Dataset entries:
- - - - -

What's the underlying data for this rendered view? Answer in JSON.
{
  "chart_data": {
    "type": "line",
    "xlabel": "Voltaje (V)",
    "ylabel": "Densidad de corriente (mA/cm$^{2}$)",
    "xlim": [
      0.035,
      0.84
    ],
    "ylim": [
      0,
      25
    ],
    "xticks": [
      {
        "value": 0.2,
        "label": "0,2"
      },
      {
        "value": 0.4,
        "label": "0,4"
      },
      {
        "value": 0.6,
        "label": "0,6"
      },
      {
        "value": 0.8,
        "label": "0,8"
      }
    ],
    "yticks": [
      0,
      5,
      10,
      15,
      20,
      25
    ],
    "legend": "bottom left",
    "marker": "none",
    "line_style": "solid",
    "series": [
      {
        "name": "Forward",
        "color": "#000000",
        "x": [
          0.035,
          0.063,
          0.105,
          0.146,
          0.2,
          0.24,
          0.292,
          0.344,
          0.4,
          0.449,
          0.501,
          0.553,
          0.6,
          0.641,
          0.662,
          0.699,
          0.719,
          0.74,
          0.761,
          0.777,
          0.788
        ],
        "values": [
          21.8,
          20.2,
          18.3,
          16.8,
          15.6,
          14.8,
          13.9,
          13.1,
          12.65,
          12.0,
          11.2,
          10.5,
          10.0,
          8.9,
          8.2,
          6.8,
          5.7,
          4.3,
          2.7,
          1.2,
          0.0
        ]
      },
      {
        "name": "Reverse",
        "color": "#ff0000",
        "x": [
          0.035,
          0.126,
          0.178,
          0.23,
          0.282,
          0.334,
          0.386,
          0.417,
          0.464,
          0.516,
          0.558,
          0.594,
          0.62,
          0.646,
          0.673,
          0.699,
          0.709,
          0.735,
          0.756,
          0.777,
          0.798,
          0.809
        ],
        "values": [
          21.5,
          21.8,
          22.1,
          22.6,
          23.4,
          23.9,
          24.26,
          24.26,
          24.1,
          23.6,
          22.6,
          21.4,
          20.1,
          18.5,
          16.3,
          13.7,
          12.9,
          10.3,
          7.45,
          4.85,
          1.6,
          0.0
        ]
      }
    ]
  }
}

- - - - -

Given exercise:
Give back the whole listing, word for word.

Solved problem:
What's the underlying data for this rendered view? Answer in JSON.
{
  "chart_data": {
    "type": "line",
    "xlabel": "Voltaje (V)",
    "ylabel": "Densidad de corriente (mA/cm$^{2}$)",
    "xlim": [
      0.035,
      0.84
    ],
    "ylim": [
      0,
      25
    ],
    "xticks": [
      {
        "value": 0.2,
        "label": "0,2"
      },
      {
        "value": 0.4,
        "label": "0,4"
      },
      {
        "value": 0.6,
        "label": "0,6"
      },
      {
        "value": 0.8,
        "label": "0,8"
      }
    ],
    "yticks": [
      0,
      5,
      10,
      15,
      20,
      25
    ],
    "legend": "bottom left",
    "marker": "none",
    "line_style": "solid",
    "series": [
      {
        "name": "Forward",
        "color": "#000000",
        "x": [
          0.035,
          0.063,
          0.105,
          0.146,
          0.2,
          0.24,
          0.292,
          0.344,
          0.4,
          0.449,
          0.501,
          0.553,
          0.6,
          0.641,
          0.662,
          0.699,
          0.719,
          0.74,
          0.761,
          0.777,
          0.788
        ],
        "values": [
          21.8,
          20.2,
          18.3,
          16.8,
          15.6,
          14.8,
          13.9,
          13.1,
          12.65,
          12.0,
          11.2,
          10.5,
          10.0,
          8.9,
          8.2,
          6.8,
          5.7,
          4.3,
          2.7,
          1.2,
          0.0
        ]
      },
      {
        "name": "Reverse",
        "color": "#ff0000",
        "x": [
          0.035,
          0.126,
          0.178,
          0.23,
          0.282,
          0.334,
          0.386,
          0.417,
          0.464,
          0.516,
          0.558,
          0.594,
          0.62,
          0.646,
          0.673,
          0.699,
          0.709,
          0.735,
          0.756,
          0.777,
          0.798,
          0.809
        ],
        "values": [
          21.5,
          21.8,
          22.1,
          22.6,
          23.4,
          23.9,
          24.26,
          24.26,
          24.1,
          23.6,
          22.6,
          21.4,
          20.1,
          18.5,
          16.3,
          13.7,
          12.9,
          10.3,
          7.45,
          4.85,
          1.6,
          0.0
        ]
      }
    ]
  }
}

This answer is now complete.